Using the records provided below, locate and copy each line that contains the word "прибыль".

---- DATA IN THIS EXERCISE

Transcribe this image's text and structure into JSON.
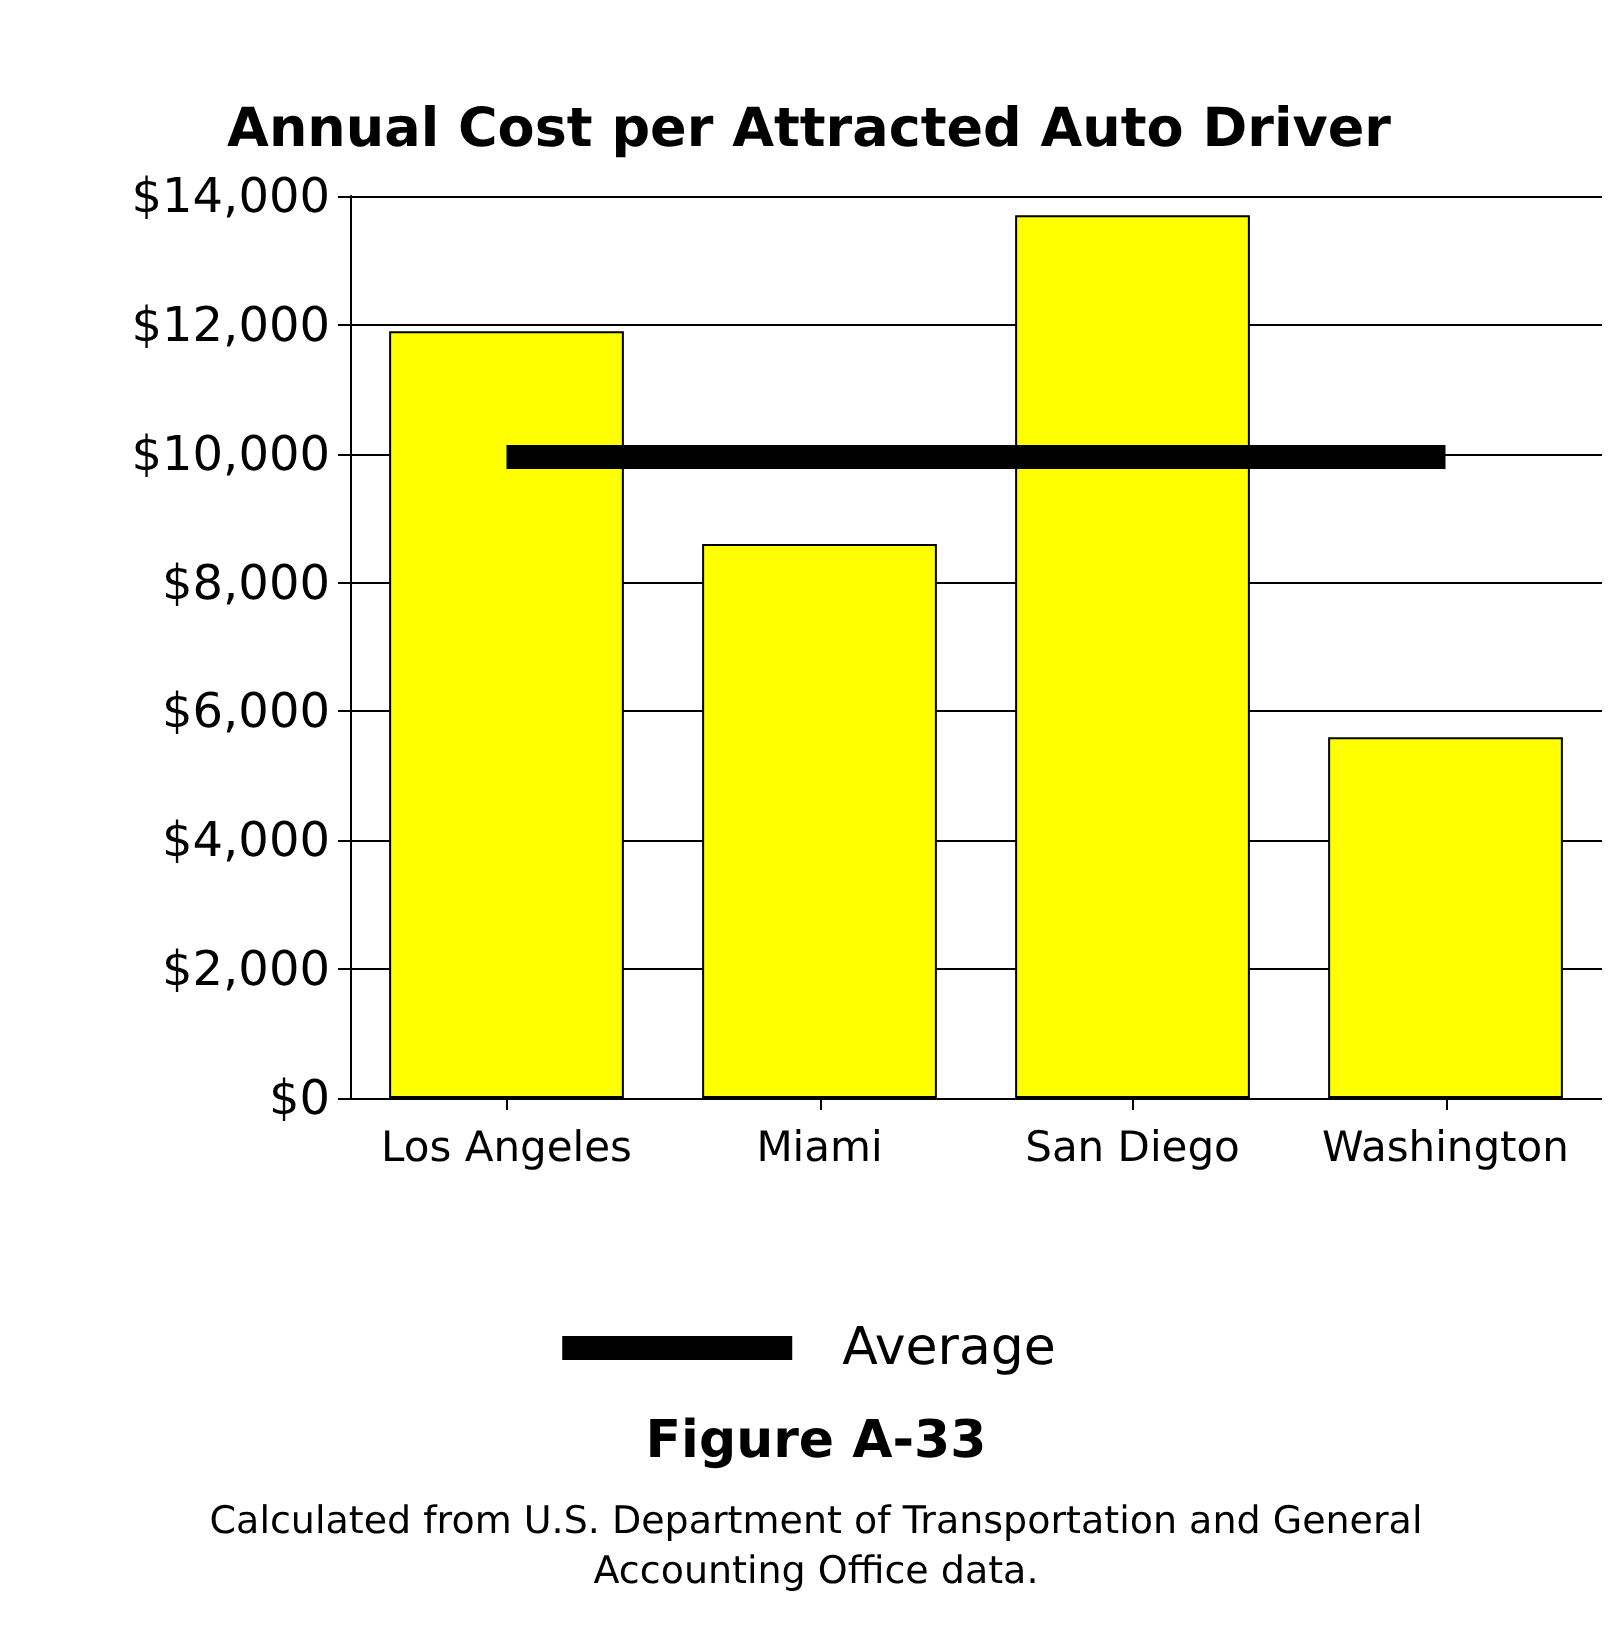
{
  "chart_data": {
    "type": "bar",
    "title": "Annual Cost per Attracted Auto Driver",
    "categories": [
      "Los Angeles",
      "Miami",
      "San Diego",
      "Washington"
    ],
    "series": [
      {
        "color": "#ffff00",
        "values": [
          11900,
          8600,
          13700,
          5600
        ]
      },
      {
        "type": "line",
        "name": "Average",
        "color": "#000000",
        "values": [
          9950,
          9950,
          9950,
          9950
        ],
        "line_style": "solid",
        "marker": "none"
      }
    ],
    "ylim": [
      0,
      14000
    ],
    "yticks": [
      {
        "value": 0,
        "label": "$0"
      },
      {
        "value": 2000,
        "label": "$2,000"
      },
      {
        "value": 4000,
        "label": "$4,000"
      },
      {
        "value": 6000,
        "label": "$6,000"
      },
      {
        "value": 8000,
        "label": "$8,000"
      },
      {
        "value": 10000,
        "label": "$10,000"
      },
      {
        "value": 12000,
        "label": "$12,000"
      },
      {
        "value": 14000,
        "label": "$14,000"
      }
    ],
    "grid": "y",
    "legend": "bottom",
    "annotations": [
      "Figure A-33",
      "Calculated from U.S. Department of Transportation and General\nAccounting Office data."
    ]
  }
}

--------
---- DATA IN THIS EXERCISE

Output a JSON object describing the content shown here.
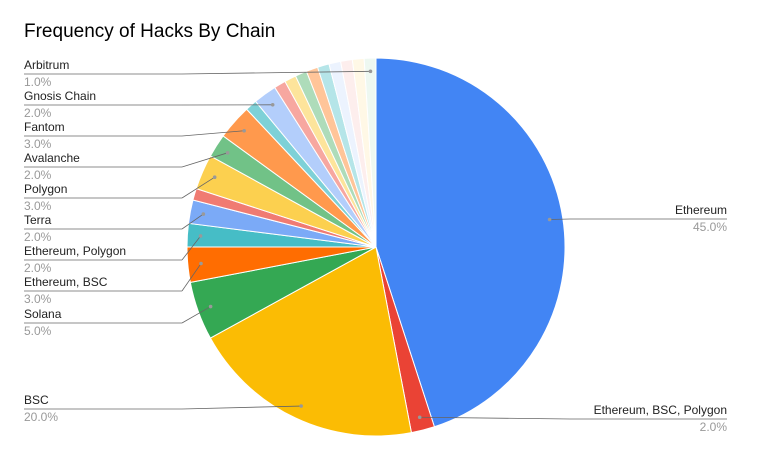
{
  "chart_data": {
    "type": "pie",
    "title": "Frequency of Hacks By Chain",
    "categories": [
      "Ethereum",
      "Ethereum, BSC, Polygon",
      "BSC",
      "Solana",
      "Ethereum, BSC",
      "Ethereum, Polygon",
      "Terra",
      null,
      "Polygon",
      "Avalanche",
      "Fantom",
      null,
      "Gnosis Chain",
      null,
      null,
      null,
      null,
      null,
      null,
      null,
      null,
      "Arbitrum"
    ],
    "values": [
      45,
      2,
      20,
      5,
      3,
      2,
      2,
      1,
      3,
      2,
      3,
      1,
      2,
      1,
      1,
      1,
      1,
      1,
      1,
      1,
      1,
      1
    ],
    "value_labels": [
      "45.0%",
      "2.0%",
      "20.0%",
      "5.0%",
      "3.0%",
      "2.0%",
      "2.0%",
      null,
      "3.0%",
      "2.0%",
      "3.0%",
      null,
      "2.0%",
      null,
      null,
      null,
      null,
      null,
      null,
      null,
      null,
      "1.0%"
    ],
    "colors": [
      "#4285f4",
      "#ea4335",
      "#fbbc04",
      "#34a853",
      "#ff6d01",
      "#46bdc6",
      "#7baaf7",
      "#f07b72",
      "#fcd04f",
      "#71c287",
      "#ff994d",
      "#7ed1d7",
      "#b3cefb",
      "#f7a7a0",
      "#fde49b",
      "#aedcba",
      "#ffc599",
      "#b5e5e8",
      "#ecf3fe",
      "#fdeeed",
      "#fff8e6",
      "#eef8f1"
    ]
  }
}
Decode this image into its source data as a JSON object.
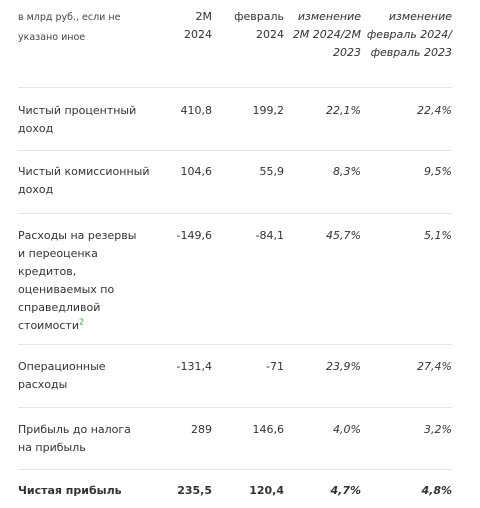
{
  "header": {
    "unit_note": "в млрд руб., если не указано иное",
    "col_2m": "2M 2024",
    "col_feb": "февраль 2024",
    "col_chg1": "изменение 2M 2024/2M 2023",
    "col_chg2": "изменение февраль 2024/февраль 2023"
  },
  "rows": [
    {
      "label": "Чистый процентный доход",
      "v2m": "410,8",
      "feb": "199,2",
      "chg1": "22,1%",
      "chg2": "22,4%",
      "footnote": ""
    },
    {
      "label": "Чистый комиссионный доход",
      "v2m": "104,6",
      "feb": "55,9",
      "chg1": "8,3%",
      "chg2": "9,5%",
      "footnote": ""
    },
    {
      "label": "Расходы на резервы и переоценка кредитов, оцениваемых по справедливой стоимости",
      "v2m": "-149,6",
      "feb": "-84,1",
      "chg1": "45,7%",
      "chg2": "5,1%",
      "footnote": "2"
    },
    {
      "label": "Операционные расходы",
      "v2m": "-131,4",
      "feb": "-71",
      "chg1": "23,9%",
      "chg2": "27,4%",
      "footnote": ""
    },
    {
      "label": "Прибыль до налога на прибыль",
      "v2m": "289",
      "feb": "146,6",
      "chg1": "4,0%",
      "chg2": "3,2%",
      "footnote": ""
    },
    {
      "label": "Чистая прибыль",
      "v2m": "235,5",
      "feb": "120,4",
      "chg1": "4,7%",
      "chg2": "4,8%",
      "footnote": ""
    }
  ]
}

--------

_IN RESPONSE:_
      "label": "Прибыль до налога на прибыль",
      "label": "Чистая прибыль",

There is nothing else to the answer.